Король и сенат Речи Посполитой после Батогского позора повели себя как обычно. На Черниговщину с опозданием привычно попыталось зайти литовское войско во главе с Радзивиллом. Богдан с полками, помня о Кричевском и Небабе, встретил и разнес его у Стародуба, и великому литовскому гетману пришлось быстро соскребать шляхетные остатки с украинской земли и уносить гоноровые ноги в Вильно. В ответ на Стародубский разгром король 13 июля в Варшаве открыл чрезвычайный сейм, продолжавшийся почти месяц. Ян Казимир, официально находившийся в твердом уме и трезвой памяти, объявил «отечество в опасности» и попытался опять собрать посполитое рушение на этих проклятых казаков. Шляхта, понимавшая, что королята снова за деньги поставят во главе нового войска напыщенного дурака-гетмана, который нагло и бездарно поведет ее на очередную гибель, от народного ополчения отказалась, но чрезвычайные налоги на наемников ввела. Во главе новой, пока еще существующей только в теории, кварцяно-наемной армии встал следующий великий коронный гетман, конечно, из семьи Потоцких, сын неудачного отца-старколюбца.


Внимательно следивший за событиями в Варшаве Богдан писал сейму открытое письмо, которое читала вся Речь Посполитая и перепечатали европейские газеты:

«Та война справедлива, когда берут оружие в защиту себя, когда не остается никакого средства, кроме оружия! В несчастное время бесчеловечный Калиновский напал на Украину, грабил, предал страну крайнему разорению. Он покрыл кучами человеческих тел поля берестечские, наполнил трупами болота, степи, леса, запрещал хоронить мертвых, отдавая их на съедение зверям. Он требовал совершенного истребления всех казаков, самым ужасным образом тиранил простой народ, покушался на мою жизнь. Неумолимый, необузданный Калиновский не только терзал людей, но простирал святотатственные руки и на храмы Божьи, похищал все, что желал, переливал церковные колокола, созывавшие православных на молитву, на пушки. Любой умный человек, даже враг, должен сознаться, что Калиновский не имел или рассудка, затрагивая невиновных, или счастья, не одолев вооруженных».

Выслушав письмо, сейм окончательно отказался объявлять посполитое рушение, а чрезвычайный налог на смертный бой с казаками собирался плохо. Хмельницкий смог доказать молчаливо согласившейся с этим Варшаве, что магнаты и королята сами нанимали бродяг и авантюристов, которые бандами переодевались в казаков и татар и вместе с шайками международных мародеров грабили и мучили украинское, польское и еврейское население, и это произвело сильное впечатление в Европе.

В ответ пьяные шляхтичи опять стали орать в бесконечных корчмах и маентках, и Кракове, и Варшаве, и везде, что нужно стереть казаков с лица земли, но в поход на хлопов почему-то не торопились, предпочитая заливаться домашней водкой с разнообразной холодной и горячей закуской.

···

## Цель задания
Когда и где, согласно фрагменту текста выше, король открыл чрезвычайный сейм?

···

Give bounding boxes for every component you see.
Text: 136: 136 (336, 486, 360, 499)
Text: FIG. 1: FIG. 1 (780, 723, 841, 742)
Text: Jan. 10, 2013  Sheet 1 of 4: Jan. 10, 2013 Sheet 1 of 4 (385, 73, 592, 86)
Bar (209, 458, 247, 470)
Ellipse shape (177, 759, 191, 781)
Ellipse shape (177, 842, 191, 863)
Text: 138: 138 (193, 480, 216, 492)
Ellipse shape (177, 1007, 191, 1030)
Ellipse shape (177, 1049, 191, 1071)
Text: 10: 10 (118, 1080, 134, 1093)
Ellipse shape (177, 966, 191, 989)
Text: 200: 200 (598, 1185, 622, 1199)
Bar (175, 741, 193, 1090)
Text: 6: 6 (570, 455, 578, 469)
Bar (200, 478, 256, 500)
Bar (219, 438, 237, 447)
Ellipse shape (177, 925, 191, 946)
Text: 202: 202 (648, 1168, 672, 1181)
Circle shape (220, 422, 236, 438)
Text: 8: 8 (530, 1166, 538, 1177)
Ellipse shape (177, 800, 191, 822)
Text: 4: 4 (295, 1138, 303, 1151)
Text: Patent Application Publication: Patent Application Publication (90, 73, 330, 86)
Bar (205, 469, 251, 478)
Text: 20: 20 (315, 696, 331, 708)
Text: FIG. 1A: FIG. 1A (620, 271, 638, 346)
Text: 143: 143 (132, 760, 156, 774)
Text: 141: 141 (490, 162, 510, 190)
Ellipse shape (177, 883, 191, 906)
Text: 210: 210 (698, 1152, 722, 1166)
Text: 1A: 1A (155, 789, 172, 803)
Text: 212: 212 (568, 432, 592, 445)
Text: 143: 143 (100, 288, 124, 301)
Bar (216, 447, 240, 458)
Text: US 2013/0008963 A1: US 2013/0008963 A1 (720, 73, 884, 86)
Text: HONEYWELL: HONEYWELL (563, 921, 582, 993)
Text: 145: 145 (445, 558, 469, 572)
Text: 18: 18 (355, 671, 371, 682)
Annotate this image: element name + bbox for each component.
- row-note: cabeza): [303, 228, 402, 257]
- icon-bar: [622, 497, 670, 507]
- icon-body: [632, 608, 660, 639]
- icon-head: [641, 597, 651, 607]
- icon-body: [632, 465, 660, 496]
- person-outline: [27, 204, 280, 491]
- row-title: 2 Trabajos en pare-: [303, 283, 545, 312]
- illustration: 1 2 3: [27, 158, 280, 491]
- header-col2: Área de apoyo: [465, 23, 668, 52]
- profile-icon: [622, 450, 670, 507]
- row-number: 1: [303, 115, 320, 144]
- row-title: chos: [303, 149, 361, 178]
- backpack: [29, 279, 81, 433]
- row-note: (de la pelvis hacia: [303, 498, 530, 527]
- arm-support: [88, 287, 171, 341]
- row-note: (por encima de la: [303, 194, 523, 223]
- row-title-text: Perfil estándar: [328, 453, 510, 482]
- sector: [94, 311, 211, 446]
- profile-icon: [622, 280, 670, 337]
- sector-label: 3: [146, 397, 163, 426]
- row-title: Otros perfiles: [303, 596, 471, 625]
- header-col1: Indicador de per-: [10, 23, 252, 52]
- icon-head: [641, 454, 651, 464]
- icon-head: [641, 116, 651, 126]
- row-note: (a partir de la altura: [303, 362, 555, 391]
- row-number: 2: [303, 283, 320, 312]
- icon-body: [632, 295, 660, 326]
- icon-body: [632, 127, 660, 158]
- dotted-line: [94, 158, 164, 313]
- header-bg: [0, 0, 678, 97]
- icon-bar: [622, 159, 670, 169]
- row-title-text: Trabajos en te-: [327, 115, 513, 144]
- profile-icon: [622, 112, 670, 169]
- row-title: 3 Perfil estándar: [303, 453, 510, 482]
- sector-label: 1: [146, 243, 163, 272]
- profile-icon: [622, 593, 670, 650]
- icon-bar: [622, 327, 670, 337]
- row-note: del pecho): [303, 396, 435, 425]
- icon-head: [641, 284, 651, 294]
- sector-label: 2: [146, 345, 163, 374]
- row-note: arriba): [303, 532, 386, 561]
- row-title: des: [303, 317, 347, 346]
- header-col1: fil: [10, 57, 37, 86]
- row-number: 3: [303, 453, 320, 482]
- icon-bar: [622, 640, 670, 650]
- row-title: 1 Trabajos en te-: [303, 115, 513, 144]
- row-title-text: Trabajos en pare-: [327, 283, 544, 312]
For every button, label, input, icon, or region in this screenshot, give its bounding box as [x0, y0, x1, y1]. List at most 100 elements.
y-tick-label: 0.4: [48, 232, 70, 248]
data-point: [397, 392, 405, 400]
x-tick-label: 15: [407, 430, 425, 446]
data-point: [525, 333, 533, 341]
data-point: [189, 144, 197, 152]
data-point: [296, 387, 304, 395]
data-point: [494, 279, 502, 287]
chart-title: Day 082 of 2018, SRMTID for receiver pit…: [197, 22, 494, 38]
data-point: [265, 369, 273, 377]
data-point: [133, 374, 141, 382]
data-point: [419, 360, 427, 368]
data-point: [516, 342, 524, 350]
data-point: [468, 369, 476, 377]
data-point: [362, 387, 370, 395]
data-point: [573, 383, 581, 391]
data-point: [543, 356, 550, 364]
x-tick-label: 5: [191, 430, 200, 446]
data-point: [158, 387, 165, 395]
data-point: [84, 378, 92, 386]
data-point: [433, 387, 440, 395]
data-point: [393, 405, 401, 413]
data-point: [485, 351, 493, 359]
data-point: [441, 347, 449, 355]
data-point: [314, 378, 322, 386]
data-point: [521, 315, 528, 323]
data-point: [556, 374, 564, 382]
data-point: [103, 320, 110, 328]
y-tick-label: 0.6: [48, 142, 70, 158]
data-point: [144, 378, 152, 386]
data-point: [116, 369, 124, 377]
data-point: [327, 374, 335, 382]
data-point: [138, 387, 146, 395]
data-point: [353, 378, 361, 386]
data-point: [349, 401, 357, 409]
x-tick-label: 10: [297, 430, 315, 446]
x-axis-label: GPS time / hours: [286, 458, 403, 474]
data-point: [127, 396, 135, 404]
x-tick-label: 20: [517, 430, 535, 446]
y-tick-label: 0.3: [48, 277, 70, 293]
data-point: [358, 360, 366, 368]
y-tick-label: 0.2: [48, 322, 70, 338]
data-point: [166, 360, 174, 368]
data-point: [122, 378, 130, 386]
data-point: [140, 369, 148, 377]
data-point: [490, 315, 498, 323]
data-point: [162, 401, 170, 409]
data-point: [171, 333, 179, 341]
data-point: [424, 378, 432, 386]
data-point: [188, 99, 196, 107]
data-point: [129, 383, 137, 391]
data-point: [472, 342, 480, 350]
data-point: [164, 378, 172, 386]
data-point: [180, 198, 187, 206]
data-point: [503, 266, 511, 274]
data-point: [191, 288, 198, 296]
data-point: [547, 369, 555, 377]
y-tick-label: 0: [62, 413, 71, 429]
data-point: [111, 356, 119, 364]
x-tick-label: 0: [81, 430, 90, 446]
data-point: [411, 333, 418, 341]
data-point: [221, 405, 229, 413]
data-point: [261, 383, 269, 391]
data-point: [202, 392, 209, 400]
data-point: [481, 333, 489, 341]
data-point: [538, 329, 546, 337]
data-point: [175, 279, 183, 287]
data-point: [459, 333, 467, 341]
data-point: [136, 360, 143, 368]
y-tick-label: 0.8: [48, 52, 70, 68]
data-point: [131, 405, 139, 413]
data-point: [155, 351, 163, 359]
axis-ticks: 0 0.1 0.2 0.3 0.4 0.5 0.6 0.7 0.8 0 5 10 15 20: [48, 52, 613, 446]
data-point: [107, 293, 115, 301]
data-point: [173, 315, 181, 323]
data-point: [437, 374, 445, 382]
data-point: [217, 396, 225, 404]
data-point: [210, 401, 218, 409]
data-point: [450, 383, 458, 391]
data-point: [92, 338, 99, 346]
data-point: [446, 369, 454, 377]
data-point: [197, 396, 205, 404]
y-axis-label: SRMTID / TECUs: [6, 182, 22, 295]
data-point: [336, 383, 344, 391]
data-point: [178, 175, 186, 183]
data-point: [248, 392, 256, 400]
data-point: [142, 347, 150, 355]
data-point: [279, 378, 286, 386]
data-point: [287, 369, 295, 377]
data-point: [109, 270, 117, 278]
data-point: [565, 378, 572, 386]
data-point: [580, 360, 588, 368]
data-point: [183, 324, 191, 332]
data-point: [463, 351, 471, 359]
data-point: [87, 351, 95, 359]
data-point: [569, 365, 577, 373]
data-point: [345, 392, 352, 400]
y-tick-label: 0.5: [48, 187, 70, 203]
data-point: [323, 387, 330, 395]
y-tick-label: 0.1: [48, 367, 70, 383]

···

## Ответ на задание
Король открыл чрезвычайный сейм 13 июля в Варшаве.